— start Listed entries —

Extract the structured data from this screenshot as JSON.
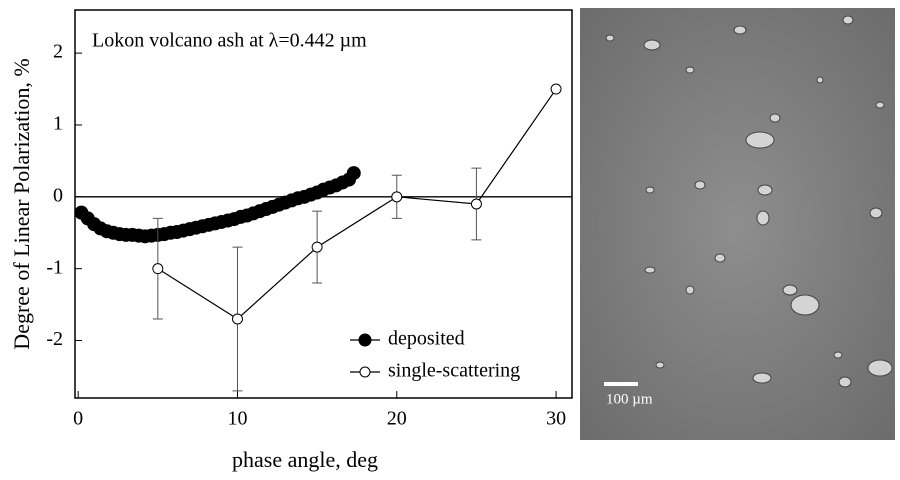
{
  "chart_data": {
    "type": "line",
    "annotation": "Lokon volcano ash at λ=0.442 µm",
    "xlabel": "phase angle, deg",
    "ylabel": "Degree of Linear Polarization, %",
    "xlim": [
      -0.2,
      31
    ],
    "ylim": [
      -2.8,
      2.6
    ],
    "xticks": [
      0,
      10,
      20,
      30
    ],
    "yticks": [
      -2,
      -1,
      0,
      1,
      2
    ],
    "reference_line": 0,
    "legend": "lower right",
    "series": [
      {
        "name": "deposited",
        "color": "#000000",
        "marker": "filled",
        "x": [
          0.2,
          0.6,
          1.0,
          1.4,
          1.8,
          2.2,
          2.6,
          3.0,
          3.4,
          3.8,
          4.2,
          4.6,
          5.0,
          5.4,
          5.8,
          6.2,
          6.6,
          7.0,
          7.4,
          7.8,
          8.2,
          8.6,
          9.0,
          9.4,
          9.8,
          10.2,
          10.6,
          11.0,
          11.4,
          11.8,
          12.2,
          12.6,
          13.0,
          13.4,
          13.8,
          14.2,
          14.6,
          15.0,
          15.4,
          15.8,
          16.2,
          16.6,
          17.0,
          17.3
        ],
        "values": [
          -0.22,
          -0.3,
          -0.38,
          -0.44,
          -0.48,
          -0.5,
          -0.52,
          -0.53,
          -0.53,
          -0.54,
          -0.55,
          -0.54,
          -0.53,
          -0.52,
          -0.5,
          -0.49,
          -0.47,
          -0.45,
          -0.43,
          -0.41,
          -0.39,
          -0.37,
          -0.35,
          -0.33,
          -0.31,
          -0.28,
          -0.26,
          -0.23,
          -0.2,
          -0.17,
          -0.14,
          -0.11,
          -0.08,
          -0.05,
          -0.02,
          0.0,
          0.03,
          0.06,
          0.1,
          0.13,
          0.16,
          0.2,
          0.24,
          0.33
        ]
      },
      {
        "name": "single-scattering",
        "color": "#000000",
        "marker": "open",
        "x": [
          5,
          10,
          15,
          20,
          25,
          30
        ],
        "values": [
          -1.0,
          -1.7,
          -0.7,
          0.0,
          -0.1,
          1.5
        ],
        "errors": [
          0.7,
          1.0,
          0.5,
          0.3,
          0.5,
          null
        ]
      }
    ]
  },
  "micrograph": {
    "scale_label": "100 µm"
  }
}
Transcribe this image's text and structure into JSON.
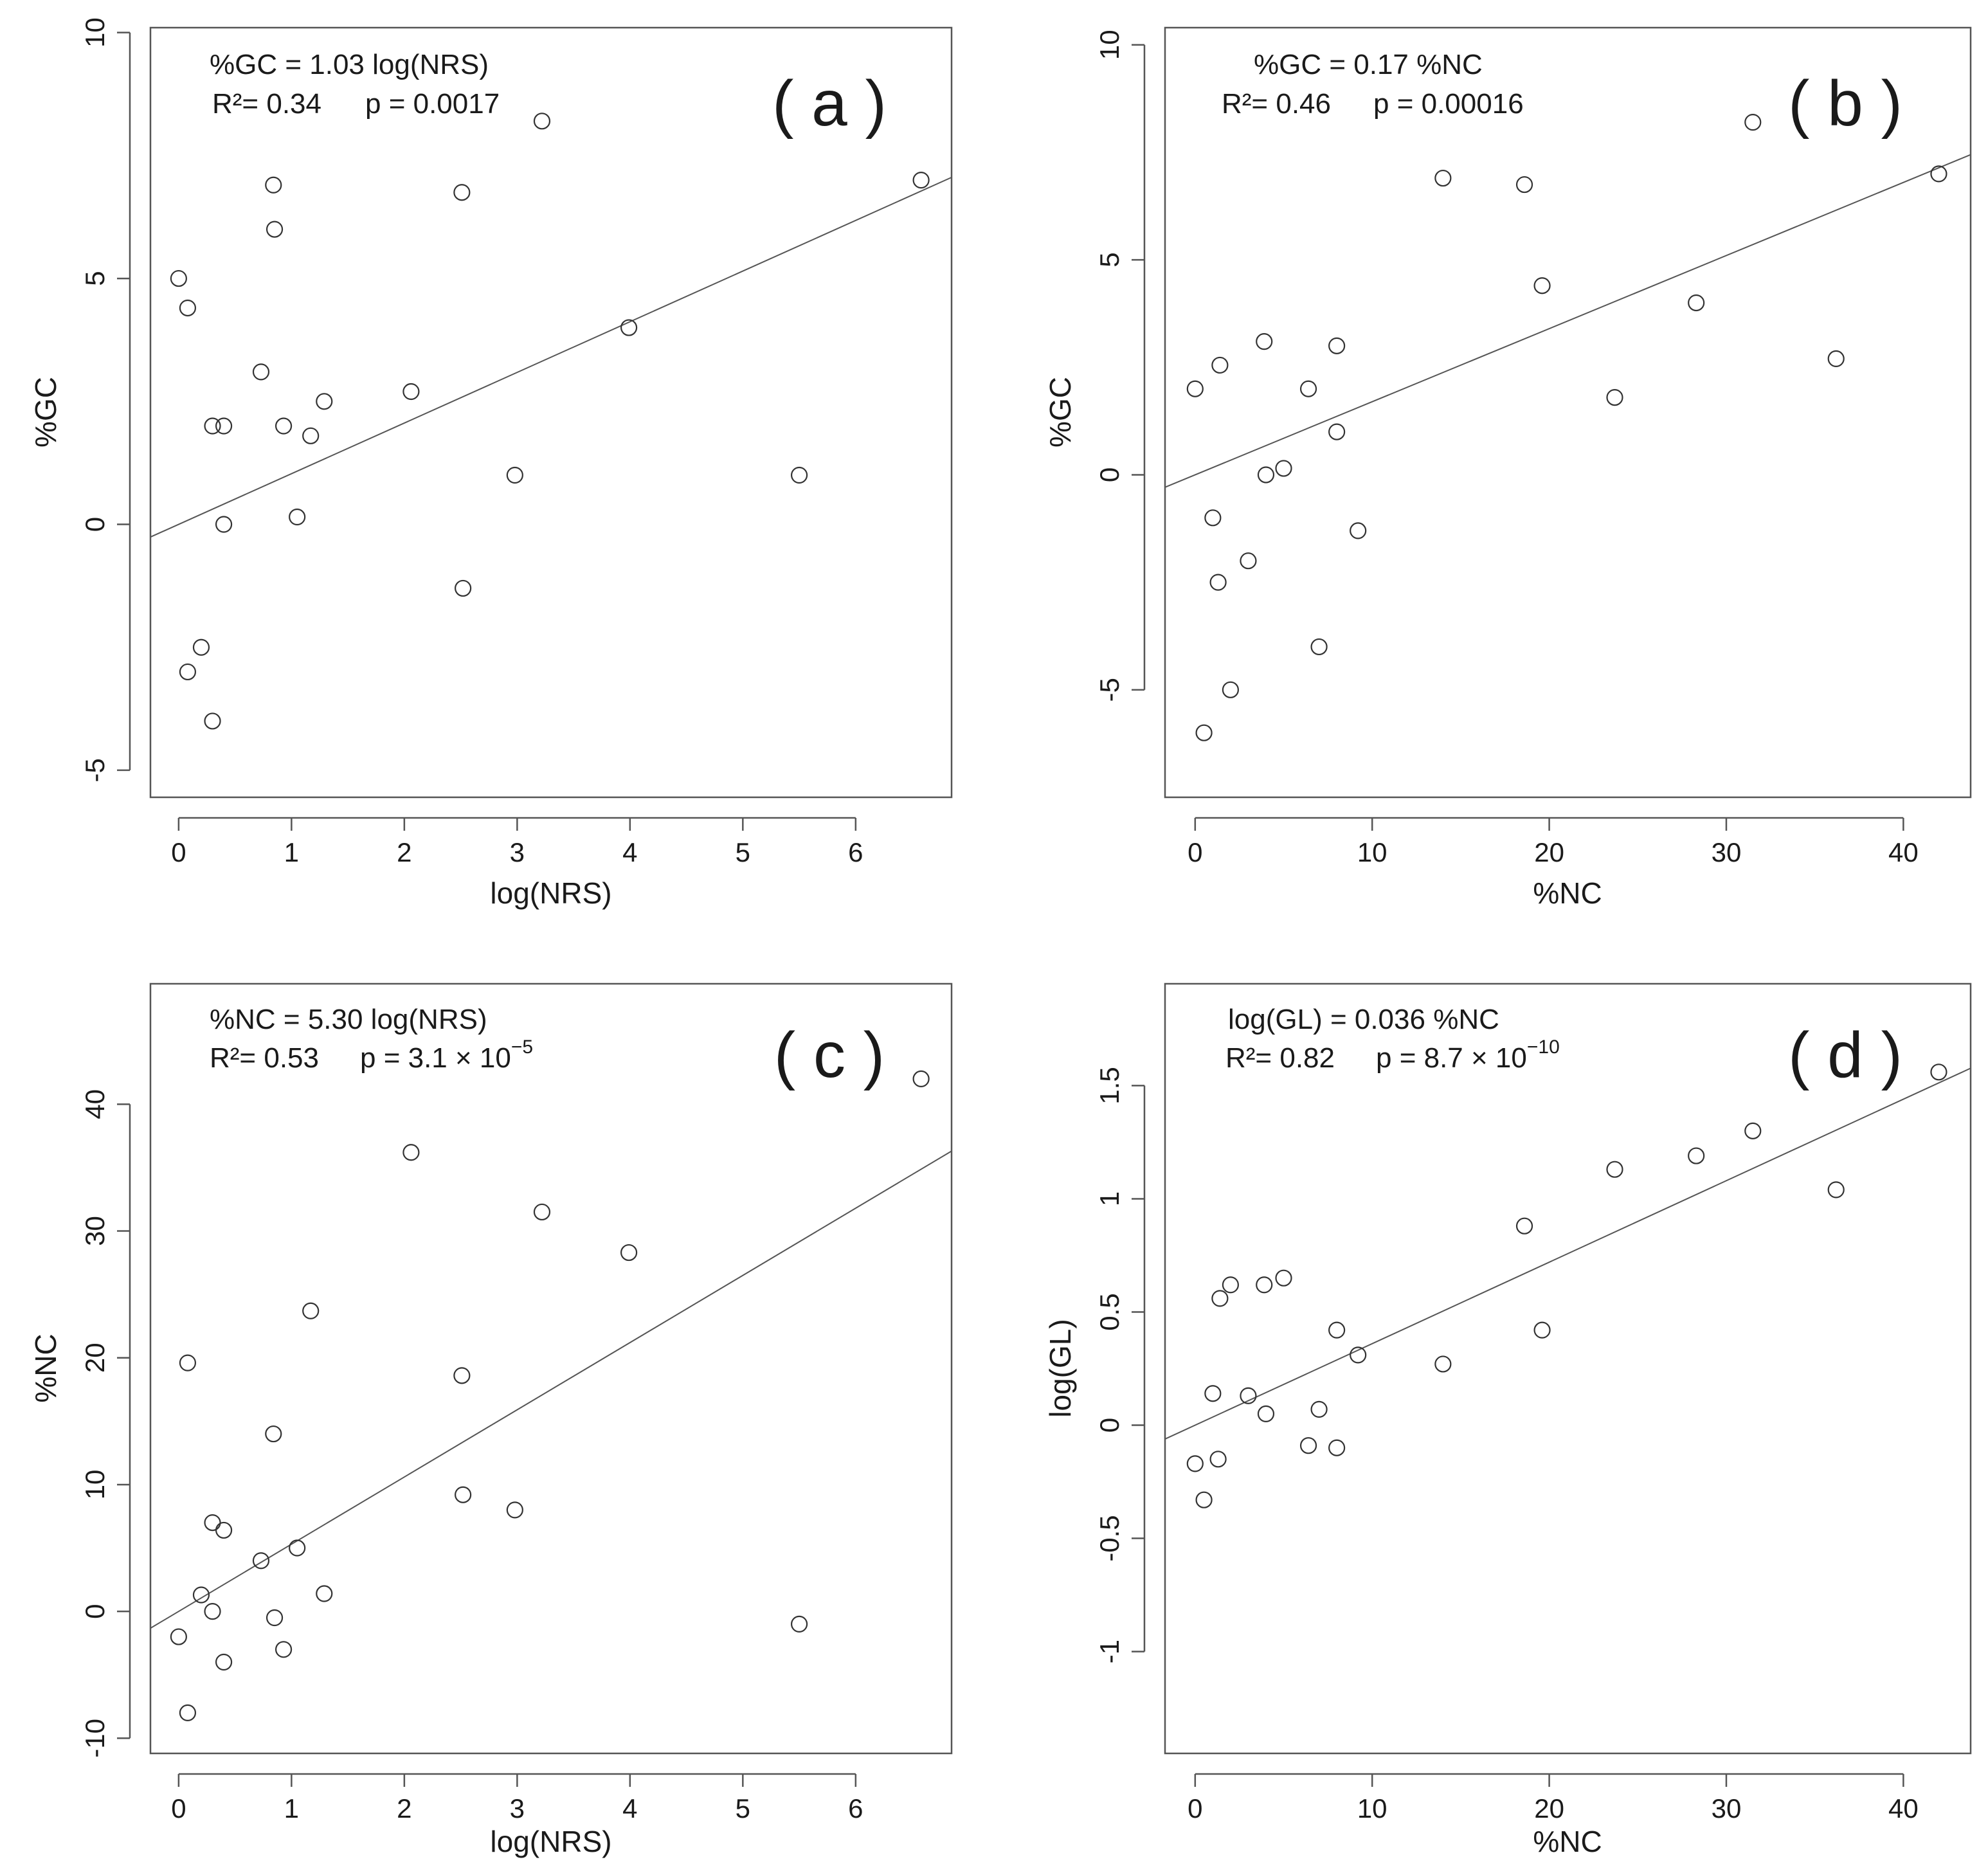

— end Listed entries —

From the entries above, copy out every line where the string "JSON" appears.

Extract the structured data from this screenshot as JSON.
Transcribe this image's text and structure into JSON.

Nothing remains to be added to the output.